======== MATERIAL ========

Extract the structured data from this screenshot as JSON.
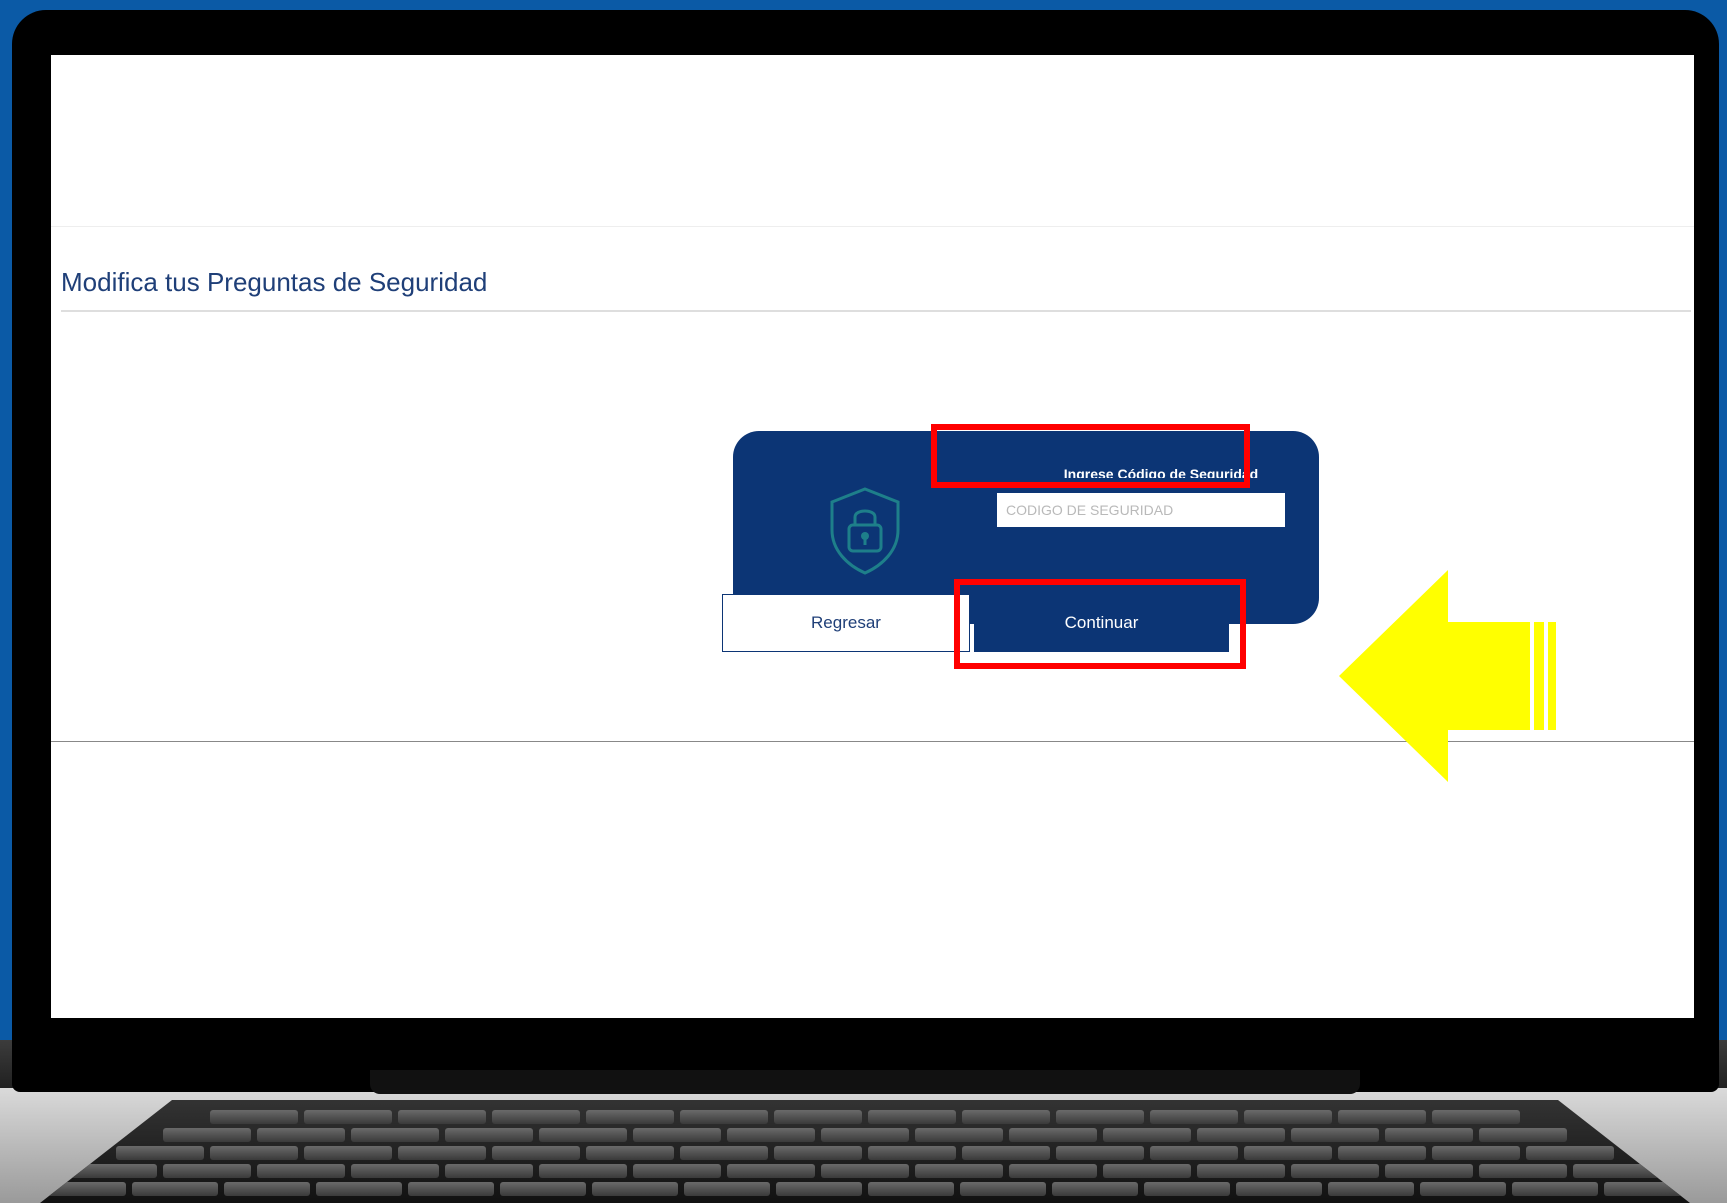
{
  "page": {
    "title": "Modifica tus Preguntas de Seguridad"
  },
  "security_card": {
    "label": "Ingrese Código de Seguridad",
    "input_placeholder": "CODIGO DE SEGURIDAD",
    "input_value": "",
    "icon": "shield-lock-icon"
  },
  "actions": {
    "back_label": "Regresar",
    "continue_label": "Continuar"
  },
  "annotations": {
    "highlight_color": "#ff0000",
    "arrow_color": "#ffff00",
    "arrow_icon": "arrow-left-icon"
  },
  "colors": {
    "primary": "#0c3575",
    "title_text": "#1f3f78",
    "background": "#0b5aa6"
  }
}
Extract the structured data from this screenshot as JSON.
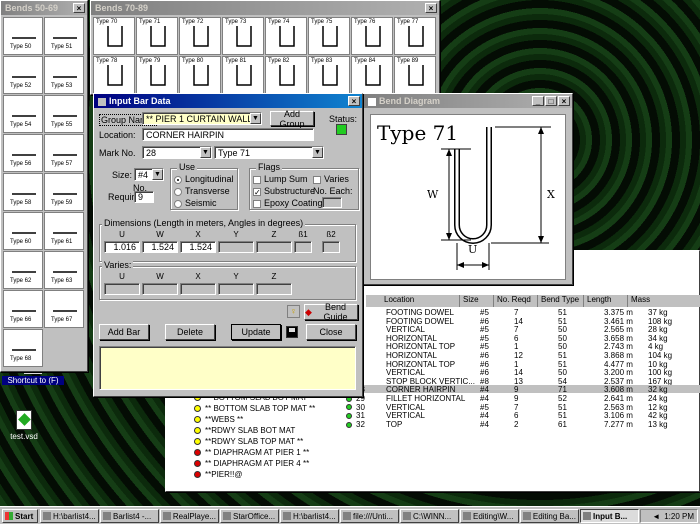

========

OBJECTIVE:
Set down all the entries exactly as they appear, but skip any pictures.

WRITTEN ANSWER:
Extract the structured data from this screenshot as JSON.
{
  "page": {
    "title": "Modifica tus Preguntas de Seguridad"
  },
  "security_card": {
    "label": "Ingrese Código de Seguridad",
    "input_placeholder": "CODIGO DE SEGURIDAD",
    "input_value": "",
    "icon": "shield-lock-icon"
  },
  "actions": {
    "back_label": "Regresar",
    "continue_label": "Continuar"
  },
  "annotations": {
    "highlight_color": "#ff0000",
    "arrow_color": "#ffff00",
    "arrow_icon": "arrow-left-icon"
  },
  "colors": {
    "primary": "#0c3575",
    "title_text": "#1f3f78",
    "background": "#0b5aa6"
  }
}
Extract the structured data from this screenshot as JSON.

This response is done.